# SHORT EXERCISE
Using the records that follow, copy every line containing the word "Economies".
start
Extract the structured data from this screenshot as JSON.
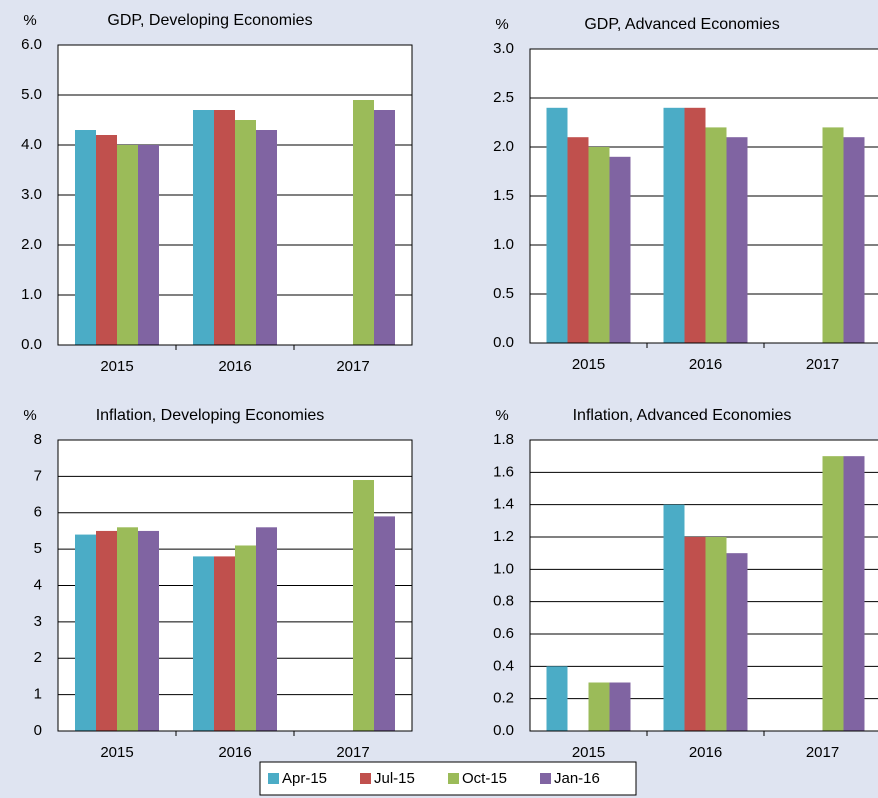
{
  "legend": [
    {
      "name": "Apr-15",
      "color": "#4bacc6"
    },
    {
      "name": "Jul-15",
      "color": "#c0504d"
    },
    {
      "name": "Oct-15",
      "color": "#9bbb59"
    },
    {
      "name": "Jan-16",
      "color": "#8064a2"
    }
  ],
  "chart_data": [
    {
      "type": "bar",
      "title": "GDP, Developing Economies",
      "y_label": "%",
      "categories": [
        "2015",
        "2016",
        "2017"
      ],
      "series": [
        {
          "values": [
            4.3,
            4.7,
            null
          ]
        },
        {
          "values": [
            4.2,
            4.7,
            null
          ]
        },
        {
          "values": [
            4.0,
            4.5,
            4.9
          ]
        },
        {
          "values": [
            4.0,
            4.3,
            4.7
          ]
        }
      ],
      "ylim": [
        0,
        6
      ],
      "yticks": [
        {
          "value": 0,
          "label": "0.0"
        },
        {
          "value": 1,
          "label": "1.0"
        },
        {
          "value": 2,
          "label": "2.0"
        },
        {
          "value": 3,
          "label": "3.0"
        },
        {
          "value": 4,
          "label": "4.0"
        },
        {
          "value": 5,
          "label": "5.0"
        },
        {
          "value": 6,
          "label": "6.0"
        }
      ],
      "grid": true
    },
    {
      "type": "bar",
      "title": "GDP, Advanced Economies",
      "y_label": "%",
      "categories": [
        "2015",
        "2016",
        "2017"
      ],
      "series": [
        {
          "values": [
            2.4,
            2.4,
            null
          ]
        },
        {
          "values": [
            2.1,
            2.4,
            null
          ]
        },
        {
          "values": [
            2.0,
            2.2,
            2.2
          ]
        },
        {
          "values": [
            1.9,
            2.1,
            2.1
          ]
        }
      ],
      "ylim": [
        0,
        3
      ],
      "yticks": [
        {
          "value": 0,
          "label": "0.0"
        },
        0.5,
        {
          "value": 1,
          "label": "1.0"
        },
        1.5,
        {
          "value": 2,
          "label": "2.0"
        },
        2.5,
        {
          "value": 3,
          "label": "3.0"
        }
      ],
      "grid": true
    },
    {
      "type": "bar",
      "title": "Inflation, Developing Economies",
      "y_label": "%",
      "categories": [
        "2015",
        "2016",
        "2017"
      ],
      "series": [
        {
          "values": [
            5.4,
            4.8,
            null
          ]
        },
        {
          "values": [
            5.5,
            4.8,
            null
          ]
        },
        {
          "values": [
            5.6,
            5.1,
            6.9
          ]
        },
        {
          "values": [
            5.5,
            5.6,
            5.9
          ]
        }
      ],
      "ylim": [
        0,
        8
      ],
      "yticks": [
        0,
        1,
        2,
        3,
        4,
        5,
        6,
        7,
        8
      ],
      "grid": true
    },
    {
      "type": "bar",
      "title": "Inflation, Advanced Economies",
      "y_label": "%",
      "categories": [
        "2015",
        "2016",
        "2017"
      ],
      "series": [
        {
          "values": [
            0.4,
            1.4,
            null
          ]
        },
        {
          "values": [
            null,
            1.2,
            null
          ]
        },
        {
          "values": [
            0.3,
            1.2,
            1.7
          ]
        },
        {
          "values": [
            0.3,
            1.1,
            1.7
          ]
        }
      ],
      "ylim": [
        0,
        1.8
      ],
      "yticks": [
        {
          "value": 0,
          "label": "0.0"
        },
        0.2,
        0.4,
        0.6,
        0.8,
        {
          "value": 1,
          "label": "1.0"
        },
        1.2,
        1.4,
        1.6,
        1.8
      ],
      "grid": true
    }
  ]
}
end
# RESPONSE TO THIS TASK
      "title": "GDP, Developing Economies",
      "title": "GDP, Advanced Economies",
      "title": "Inflation, Developing Economies",
      "title": "Inflation, Advanced Economies",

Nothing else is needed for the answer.